Юмор всегда был пространством свободы и способом говорить о социальных проблемах. Однако из-за шуток на чувствительные темы в России можно столкнуться с преследованиями и давлением. Значит ли это, что нужно цензурировать шутки?
Телеведущий, шоумен, артист Михаил Шац думает, что юмор — это способ рефлексировать и высказываться о волнующих событиях. Но несмотря на то что на некоторые темы шутить опасно, есть комики, которые находят правильные слова для того, чтобы говорить об этом.
Антрополог Александра Архипова, старший научный сотрудник Школы актуальных гуманитарных исследований РАНХиГС, считает, что юмор часто заменяет реальные действия, — это некая защитная реакция, которая появилась у человека в процессе эволюции. Исследовательница объясняет, что шаблон шутки может кочевать из эпохи в эпоху, если люди чувствуют, что он отражает нерв времени.
«Такие дела» публикуют видео и текстовую расшифровку нового выпуска «Больше всех надо». Подписаться на youtube-канал шоу можно здесь.
Паша Меркулов: Мы хотим поговорить о том, как юмор характеризует наше общество и что мы можем понять о нас по тому, как мы шутим. Есть расхожая фраза, что «Россия для грустных». Так ли это? Есть ли какая-то специфика нашего юмора и мы правда грустные?
Александра Архипова: Мой любимый анекдот: человек забегает в аптеку и говорит: «Пожалуйста, дайте мне антидепрессанты, и побольше».
Саша Ливергант: Вот как раз ответ на этот вопрос! Но судя по буму стендапов и юмористических шоу, с чувством юмора вообще-то у нас все нормально.
Михаил Шац: Да, у нас всегда было нормально с чувством юмора, мне кажется, это не зависит от политической ситуации в стране.
АА: Зависит то, насколько в обществе культивируется манера публично шутить. В обществах с авторитарными и тоталитарными режимами юмор часто становится неким оружием слабых. Ты вроде ничего такого не делаешь, но показываешь фигу в кармане, шутишь про Фиделя Кастро, про Брежнева.
В таких обществах манера публично пошутить становится социально одобряемой в протестных группах, и поэтому иностранцы говорят: «О, у русских (кубинцев) такое чувство юмора». Но это чувство юмора завоевано в тяжелой эволюционной борьбе.
Михаил Шац, Саша Ливергант, Александра Архипова, Паша МеркуловПМ: То есть юмор — это тот свисток, через который выходит социальное напряжение?
АА: Тут есть две разные теории. Первая: подавляемый класс чувствует, что никак иначе не может выразить свое прямое мнение, и юмор оказывается формой символического сопротивления. Другая теория говорит, что на самом деле это форма замены реального сопротивления.
★ ★ ★ ★ ★ ★ ★
Условие задачи: Выведите без изменений часть беседы о юморе: отрезок от слов «Михаил Шац, Саша» до слов «замены реального сопротивления.» включительно.

Сохранённые строки:
★ ★ ★ ★ ★ ★ ★
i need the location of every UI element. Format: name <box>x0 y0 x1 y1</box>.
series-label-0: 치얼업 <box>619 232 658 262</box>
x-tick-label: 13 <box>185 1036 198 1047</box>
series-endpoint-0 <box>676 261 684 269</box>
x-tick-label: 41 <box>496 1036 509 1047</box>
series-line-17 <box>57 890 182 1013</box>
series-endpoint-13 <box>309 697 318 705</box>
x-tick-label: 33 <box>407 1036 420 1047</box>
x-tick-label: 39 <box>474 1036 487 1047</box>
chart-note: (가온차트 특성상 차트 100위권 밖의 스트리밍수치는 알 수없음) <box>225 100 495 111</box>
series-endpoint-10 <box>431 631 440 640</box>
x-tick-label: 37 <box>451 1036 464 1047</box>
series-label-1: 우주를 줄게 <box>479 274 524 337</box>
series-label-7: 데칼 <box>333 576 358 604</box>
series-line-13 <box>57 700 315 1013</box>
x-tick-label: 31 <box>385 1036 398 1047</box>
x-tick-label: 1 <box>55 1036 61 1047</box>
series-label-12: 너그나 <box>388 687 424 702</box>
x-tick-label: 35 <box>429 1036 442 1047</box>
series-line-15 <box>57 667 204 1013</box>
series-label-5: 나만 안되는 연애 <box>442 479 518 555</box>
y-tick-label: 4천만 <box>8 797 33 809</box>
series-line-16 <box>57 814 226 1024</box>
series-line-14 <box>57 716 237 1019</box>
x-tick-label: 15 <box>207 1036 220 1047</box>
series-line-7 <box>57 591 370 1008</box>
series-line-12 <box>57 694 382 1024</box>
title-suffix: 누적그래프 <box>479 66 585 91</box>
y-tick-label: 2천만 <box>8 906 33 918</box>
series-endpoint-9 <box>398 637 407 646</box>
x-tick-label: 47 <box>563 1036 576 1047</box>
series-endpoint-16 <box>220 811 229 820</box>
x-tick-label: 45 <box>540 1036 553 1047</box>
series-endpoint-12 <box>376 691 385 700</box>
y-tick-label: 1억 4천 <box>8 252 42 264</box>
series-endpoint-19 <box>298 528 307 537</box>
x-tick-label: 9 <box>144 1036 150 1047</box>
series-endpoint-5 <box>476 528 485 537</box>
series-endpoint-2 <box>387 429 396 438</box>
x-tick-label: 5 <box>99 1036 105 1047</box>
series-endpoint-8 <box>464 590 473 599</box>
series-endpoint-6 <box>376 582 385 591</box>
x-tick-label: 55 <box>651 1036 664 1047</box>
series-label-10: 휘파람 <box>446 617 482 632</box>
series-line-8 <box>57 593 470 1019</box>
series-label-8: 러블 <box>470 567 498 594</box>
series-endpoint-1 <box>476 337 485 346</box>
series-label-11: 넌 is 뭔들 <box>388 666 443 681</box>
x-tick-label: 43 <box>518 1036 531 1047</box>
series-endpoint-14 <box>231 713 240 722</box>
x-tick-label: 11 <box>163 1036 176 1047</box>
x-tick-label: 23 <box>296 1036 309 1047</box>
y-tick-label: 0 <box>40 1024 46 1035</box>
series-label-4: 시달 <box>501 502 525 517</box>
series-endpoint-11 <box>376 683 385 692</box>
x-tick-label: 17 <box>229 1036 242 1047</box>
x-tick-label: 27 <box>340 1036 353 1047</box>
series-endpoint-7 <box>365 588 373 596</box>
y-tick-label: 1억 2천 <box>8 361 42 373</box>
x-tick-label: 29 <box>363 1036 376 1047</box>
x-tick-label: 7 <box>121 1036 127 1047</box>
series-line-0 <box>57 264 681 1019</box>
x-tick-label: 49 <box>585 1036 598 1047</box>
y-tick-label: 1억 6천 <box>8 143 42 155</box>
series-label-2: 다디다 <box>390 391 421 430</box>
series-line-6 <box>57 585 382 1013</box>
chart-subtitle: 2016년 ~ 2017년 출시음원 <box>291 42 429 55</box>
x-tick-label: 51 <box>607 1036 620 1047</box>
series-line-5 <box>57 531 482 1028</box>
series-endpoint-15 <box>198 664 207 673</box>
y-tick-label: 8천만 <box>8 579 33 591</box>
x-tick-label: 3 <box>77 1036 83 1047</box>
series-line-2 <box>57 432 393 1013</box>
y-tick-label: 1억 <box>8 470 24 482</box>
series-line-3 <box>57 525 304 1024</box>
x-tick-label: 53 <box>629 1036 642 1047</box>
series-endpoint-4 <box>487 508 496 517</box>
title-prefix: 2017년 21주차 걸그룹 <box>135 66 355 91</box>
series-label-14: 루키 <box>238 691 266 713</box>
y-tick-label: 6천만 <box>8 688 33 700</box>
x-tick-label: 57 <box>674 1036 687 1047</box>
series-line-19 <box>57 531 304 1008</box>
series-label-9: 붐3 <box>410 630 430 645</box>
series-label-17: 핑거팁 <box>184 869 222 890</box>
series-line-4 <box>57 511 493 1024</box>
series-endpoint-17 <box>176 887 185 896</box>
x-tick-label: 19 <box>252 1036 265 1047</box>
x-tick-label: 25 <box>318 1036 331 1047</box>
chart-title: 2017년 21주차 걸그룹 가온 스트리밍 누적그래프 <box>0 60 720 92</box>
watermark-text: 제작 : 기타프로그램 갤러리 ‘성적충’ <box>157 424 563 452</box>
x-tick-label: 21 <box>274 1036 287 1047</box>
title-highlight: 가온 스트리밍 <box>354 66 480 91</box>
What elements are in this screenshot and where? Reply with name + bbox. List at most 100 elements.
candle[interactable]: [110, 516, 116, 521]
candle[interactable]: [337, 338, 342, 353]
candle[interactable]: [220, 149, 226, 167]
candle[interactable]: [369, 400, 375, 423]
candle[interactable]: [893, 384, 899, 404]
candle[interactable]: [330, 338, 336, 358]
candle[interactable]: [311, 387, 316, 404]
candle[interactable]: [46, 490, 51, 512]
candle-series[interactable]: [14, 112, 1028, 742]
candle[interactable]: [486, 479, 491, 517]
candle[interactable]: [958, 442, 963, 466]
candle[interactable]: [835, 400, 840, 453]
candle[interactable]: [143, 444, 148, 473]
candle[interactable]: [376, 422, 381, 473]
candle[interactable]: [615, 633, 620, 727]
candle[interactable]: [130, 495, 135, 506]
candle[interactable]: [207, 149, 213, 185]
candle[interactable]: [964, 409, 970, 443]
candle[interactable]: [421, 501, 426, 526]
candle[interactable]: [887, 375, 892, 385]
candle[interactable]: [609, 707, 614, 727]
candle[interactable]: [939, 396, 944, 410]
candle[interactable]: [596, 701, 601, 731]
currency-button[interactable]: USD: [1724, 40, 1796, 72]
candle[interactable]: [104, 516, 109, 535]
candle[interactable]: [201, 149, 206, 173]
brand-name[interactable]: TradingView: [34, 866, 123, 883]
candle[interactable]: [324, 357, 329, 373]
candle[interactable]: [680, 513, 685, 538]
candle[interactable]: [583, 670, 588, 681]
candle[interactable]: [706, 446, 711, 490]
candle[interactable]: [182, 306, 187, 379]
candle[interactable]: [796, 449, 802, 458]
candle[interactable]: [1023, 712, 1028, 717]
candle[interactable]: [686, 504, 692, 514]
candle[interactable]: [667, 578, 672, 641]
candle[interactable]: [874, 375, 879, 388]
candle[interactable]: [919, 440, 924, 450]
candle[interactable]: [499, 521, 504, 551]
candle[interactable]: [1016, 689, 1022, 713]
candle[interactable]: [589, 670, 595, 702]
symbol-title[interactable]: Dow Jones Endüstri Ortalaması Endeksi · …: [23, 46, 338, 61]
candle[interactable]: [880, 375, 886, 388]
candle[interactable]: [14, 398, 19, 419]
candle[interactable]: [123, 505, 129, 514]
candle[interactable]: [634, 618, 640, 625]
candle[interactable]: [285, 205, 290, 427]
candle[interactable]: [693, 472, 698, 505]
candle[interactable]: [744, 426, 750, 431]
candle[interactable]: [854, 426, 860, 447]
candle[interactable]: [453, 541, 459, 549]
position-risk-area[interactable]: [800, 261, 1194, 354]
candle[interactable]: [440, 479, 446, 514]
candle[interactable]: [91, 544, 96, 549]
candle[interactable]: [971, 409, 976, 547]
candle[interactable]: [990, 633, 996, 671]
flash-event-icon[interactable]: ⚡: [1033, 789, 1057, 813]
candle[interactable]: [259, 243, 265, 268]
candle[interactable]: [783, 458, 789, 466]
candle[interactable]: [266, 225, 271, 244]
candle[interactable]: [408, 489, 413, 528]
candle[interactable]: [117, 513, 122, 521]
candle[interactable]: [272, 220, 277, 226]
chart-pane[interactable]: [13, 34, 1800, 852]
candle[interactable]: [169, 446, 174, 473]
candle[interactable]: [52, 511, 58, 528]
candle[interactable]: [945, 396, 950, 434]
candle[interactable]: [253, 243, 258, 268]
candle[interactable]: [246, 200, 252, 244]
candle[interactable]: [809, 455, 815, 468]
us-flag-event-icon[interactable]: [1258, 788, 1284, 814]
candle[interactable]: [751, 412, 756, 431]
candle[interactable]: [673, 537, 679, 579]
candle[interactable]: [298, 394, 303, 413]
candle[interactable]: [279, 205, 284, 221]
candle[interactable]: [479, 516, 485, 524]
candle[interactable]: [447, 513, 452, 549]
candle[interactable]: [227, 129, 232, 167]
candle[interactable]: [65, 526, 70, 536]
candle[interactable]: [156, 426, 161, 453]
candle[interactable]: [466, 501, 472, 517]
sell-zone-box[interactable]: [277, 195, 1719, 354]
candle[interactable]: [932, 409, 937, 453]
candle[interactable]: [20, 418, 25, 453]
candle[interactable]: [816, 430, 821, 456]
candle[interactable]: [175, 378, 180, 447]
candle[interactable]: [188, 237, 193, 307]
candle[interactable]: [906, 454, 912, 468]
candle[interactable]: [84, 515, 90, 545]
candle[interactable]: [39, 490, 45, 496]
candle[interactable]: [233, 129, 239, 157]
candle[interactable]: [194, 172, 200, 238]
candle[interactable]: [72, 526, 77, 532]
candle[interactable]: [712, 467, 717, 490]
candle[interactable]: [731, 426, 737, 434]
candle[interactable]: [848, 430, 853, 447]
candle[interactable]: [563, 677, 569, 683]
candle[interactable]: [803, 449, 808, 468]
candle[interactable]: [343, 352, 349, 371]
★ ★ ★ ★ ★ ★ ★
Полный ответ:
Михаил Шац, Саша Ливергант, Александра Архипова, Паша МеркуловПМ: То есть юмор — это тот свисток, через который выходит социальное напряжение?
АА: Тут есть две разные теории. Первая: подавляемый класс чувствует, что никак иначе не может выразить свое прямое мнение, и юмор оказывается формой символического сопротивления. Другая теория говорит, что на самом деле это форма замены реального сопротивления.